--- start Given data ---
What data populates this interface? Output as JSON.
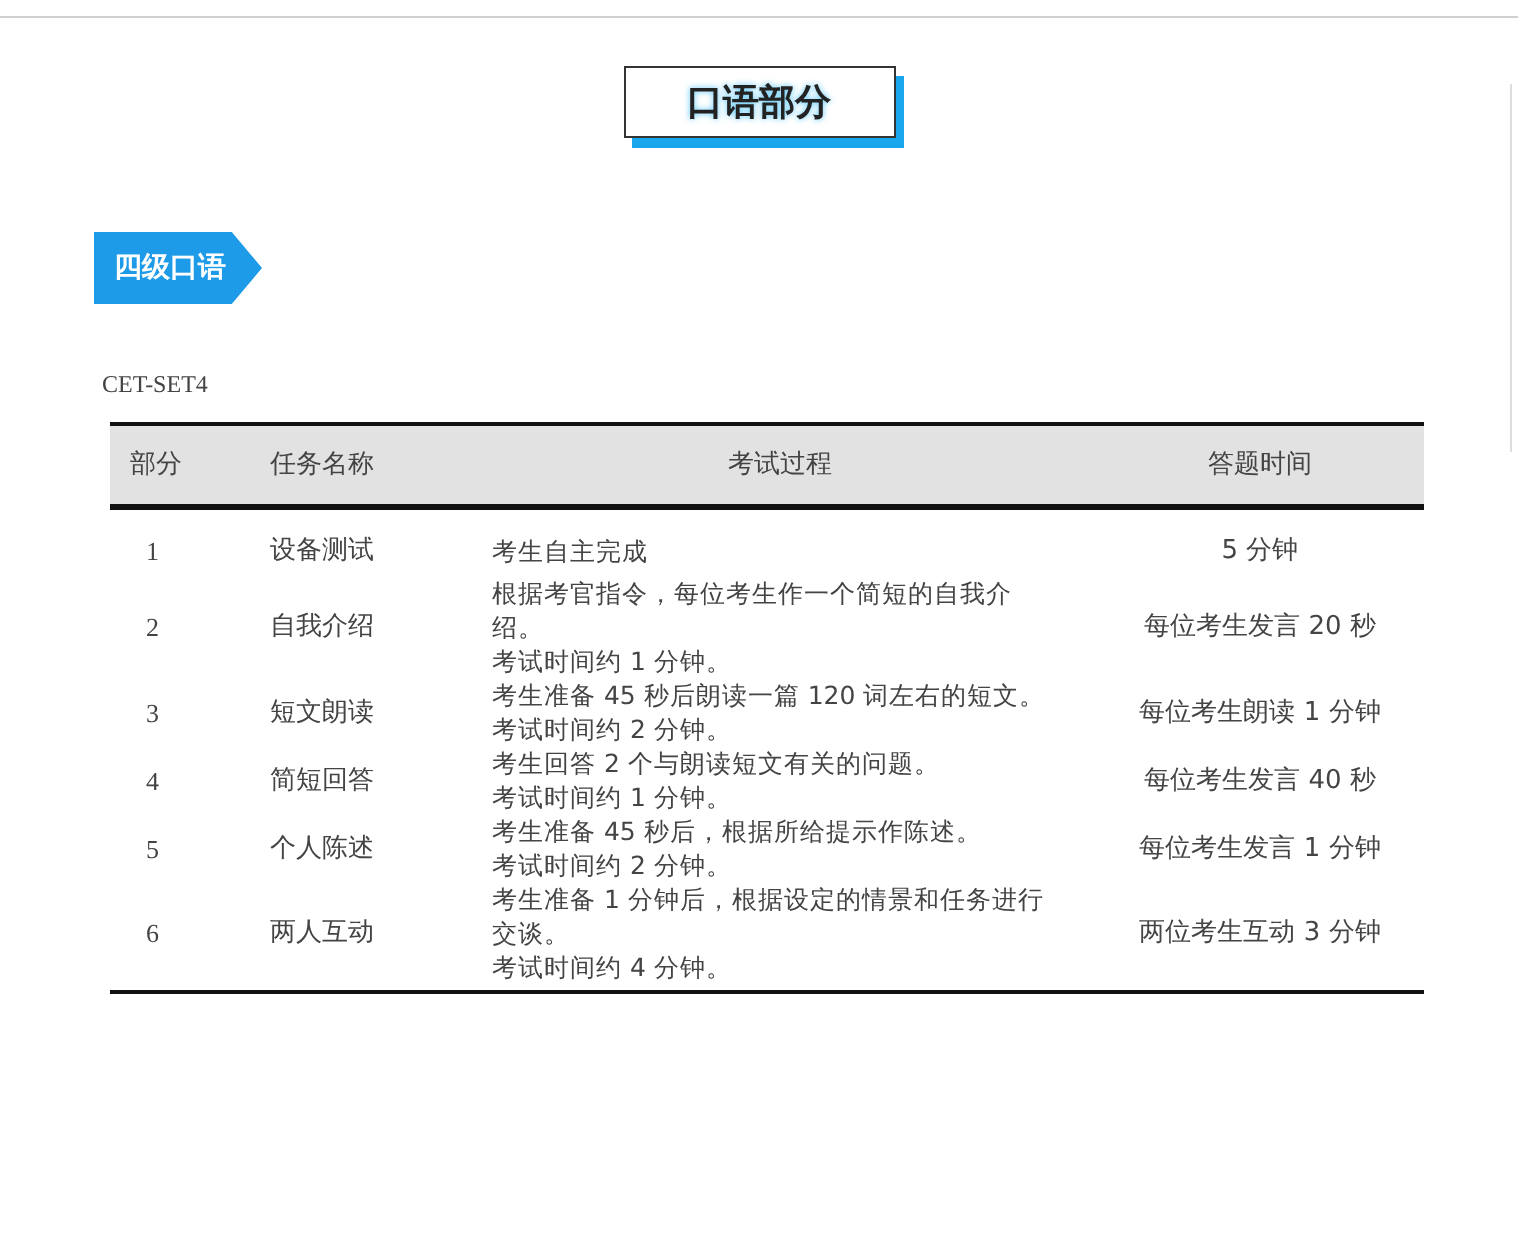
{
  "section_title": "口语部分",
  "level_tag": "四级口语",
  "table_caption": "CET-SET4",
  "table": {
    "columns": [
      "部分",
      "任务名称",
      "考试过程",
      "答题时间"
    ],
    "rows": [
      {
        "part": "1",
        "task": "设备测试",
        "process": [
          "考生自主完成"
        ],
        "time": "5 分钟"
      },
      {
        "part": "2",
        "task": "自我介绍",
        "process": [
          "根据考官指令，每位考生作一个简短的自我介",
          "绍。",
          "考试时间约 1 分钟。"
        ],
        "time": "每位考生发言 20 秒"
      },
      {
        "part": "3",
        "task": "短文朗读",
        "process": [
          "考生准备 45 秒后朗读一篇 120 词左右的短文。",
          "考试时间约 2 分钟。"
        ],
        "time": "每位考生朗读 1 分钟"
      },
      {
        "part": "4",
        "task": "简短回答",
        "process": [
          "考生回答 2 个与朗读短文有关的问题。",
          "考试时间约 1 分钟。"
        ],
        "time": "每位考生发言 40 秒"
      },
      {
        "part": "5",
        "task": "个人陈述",
        "process": [
          "考生准备 45 秒后，根据所给提示作陈述。",
          "考试时间约 2 分钟。"
        ],
        "time": "每位考生发言 1 分钟"
      },
      {
        "part": "6",
        "task": "两人互动",
        "process": [
          "考生准备 1 分钟后，根据设定的情景和任务进行",
          "交谈。",
          "考试时间约 4 分钟。"
        ],
        "time": "两位考生互动 3 分钟"
      }
    ]
  }
}
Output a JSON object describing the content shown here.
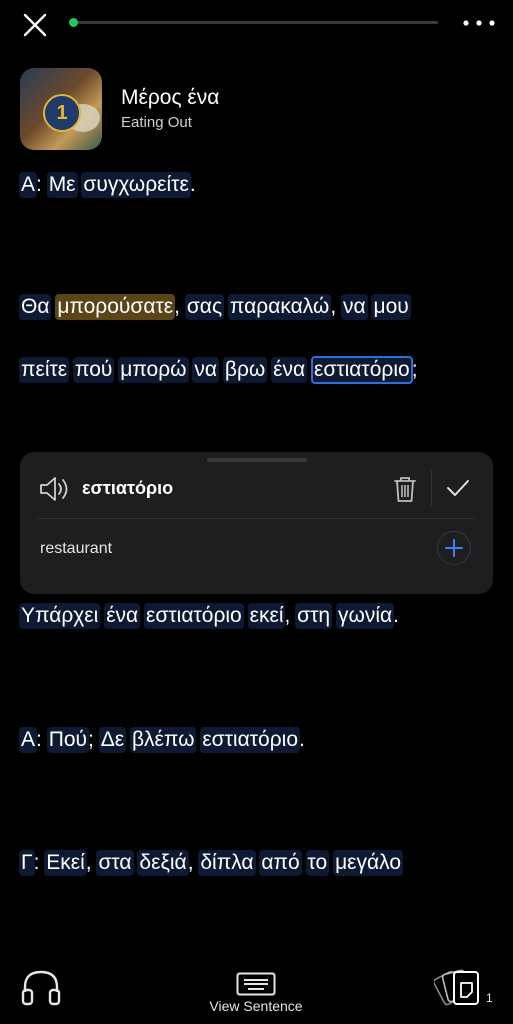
{
  "header": {
    "lesson_number": "1",
    "title": "Μέρος ένα",
    "subtitle": "Eating Out"
  },
  "progress": {
    "fraction": 0.01,
    "color": "#22c55e"
  },
  "lines": [
    {
      "segments": [
        {
          "t": "Α",
          "type": "word"
        },
        {
          "t": ": ",
          "type": "punct"
        },
        {
          "t": "Με",
          "type": "word"
        },
        {
          "t": " ",
          "type": "punct"
        },
        {
          "t": "συγχωρείτε",
          "type": "word"
        },
        {
          "t": ".",
          "type": "punct"
        }
      ]
    },
    {
      "segments": [
        {
          "t": "Θα",
          "type": "word"
        },
        {
          "t": " ",
          "type": "punct"
        },
        {
          "t": "μπορούσατε",
          "type": "known"
        },
        {
          "t": ", ",
          "type": "punct"
        },
        {
          "t": "σας",
          "type": "word"
        },
        {
          "t": " ",
          "type": "punct"
        },
        {
          "t": "παρακαλώ",
          "type": "word"
        },
        {
          "t": ", ",
          "type": "punct"
        },
        {
          "t": "να",
          "type": "word"
        },
        {
          "t": " ",
          "type": "punct"
        },
        {
          "t": "μου",
          "type": "word"
        }
      ]
    },
    {
      "segments": [
        {
          "t": "πείτε",
          "type": "word"
        },
        {
          "t": " ",
          "type": "punct"
        },
        {
          "t": "πού",
          "type": "word"
        },
        {
          "t": " ",
          "type": "punct"
        },
        {
          "t": "μπορώ",
          "type": "word"
        },
        {
          "t": " ",
          "type": "punct"
        },
        {
          "t": "να",
          "type": "word"
        },
        {
          "t": " ",
          "type": "punct"
        },
        {
          "t": "βρω",
          "type": "word"
        },
        {
          "t": " ",
          "type": "punct"
        },
        {
          "t": "ένα",
          "type": "word"
        },
        {
          "t": " ",
          "type": "punct"
        },
        {
          "t": "εστιατόριο",
          "type": "selected"
        },
        {
          "t": ";",
          "type": "punct"
        }
      ]
    },
    {
      "segments": [
        {
          "t": "Υπάρχει",
          "type": "word"
        },
        {
          "t": " ",
          "type": "punct"
        },
        {
          "t": "ένα",
          "type": "word"
        },
        {
          "t": " ",
          "type": "punct"
        },
        {
          "t": "εστιατόριο",
          "type": "word"
        },
        {
          "t": " ",
          "type": "punct"
        },
        {
          "t": "εκεί",
          "type": "word"
        },
        {
          "t": ", ",
          "type": "punct"
        },
        {
          "t": "στη",
          "type": "word"
        },
        {
          "t": " ",
          "type": "punct"
        },
        {
          "t": "γωνία",
          "type": "word"
        },
        {
          "t": ".",
          "type": "punct"
        }
      ]
    },
    {
      "segments": [
        {
          "t": "Α",
          "type": "word"
        },
        {
          "t": ": ",
          "type": "punct"
        },
        {
          "t": "Πού",
          "type": "word"
        },
        {
          "t": "; ",
          "type": "punct"
        },
        {
          "t": "Δε",
          "type": "word"
        },
        {
          "t": " ",
          "type": "punct"
        },
        {
          "t": "βλέπω",
          "type": "word"
        },
        {
          "t": " ",
          "type": "punct"
        },
        {
          "t": "εστιατόριο",
          "type": "word"
        },
        {
          "t": ".",
          "type": "punct"
        }
      ]
    },
    {
      "segments": [
        {
          "t": "Γ",
          "type": "word"
        },
        {
          "t": ": ",
          "type": "punct"
        },
        {
          "t": "Εκεί",
          "type": "word"
        },
        {
          "t": ", ",
          "type": "punct"
        },
        {
          "t": "στα",
          "type": "word"
        },
        {
          "t": " ",
          "type": "punct"
        },
        {
          "t": "δεξιά",
          "type": "word"
        },
        {
          "t": ", ",
          "type": "punct"
        },
        {
          "t": "δίπλα",
          "type": "word"
        },
        {
          "t": " ",
          "type": "punct"
        },
        {
          "t": "από",
          "type": "word"
        },
        {
          "t": " ",
          "type": "punct"
        },
        {
          "t": "το",
          "type": "word"
        },
        {
          "t": " ",
          "type": "punct"
        },
        {
          "t": "μεγάλο",
          "type": "word"
        }
      ]
    }
  ],
  "popup": {
    "word": "εστιατόριο",
    "translation": "restaurant"
  },
  "bottom": {
    "view_sentence_label": "View Sentence",
    "card_count": "1"
  },
  "icons": {
    "close": "close-icon",
    "more": "more-dots-icon",
    "speaker": "speaker-icon",
    "trash": "trash-icon",
    "check": "check-icon",
    "add": "plus-icon",
    "headphones": "headphones-icon",
    "view_sentence": "keyboard-icon",
    "cards": "flashcards-icon"
  },
  "colors": {
    "word_bg": "#0e1a33",
    "known_bg": "#5a4518",
    "selected_border": "#2f6fd8",
    "accent": "#22c55e",
    "plus_blue": "#3b82f6"
  }
}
--- end Given data ---
> **What you will do**
In the listing, find every line containing the word "time" and list it.

> **Completed task**
        "time": "5 分钟"
        "time": "每位考生发言 20 秒"
        "time": "每位考生朗读 1 分钟"
        "time": "每位考生发言 40 秒"
        "time": "每位考生发言 1 分钟"
        "time": "两位考生互动 3 分钟"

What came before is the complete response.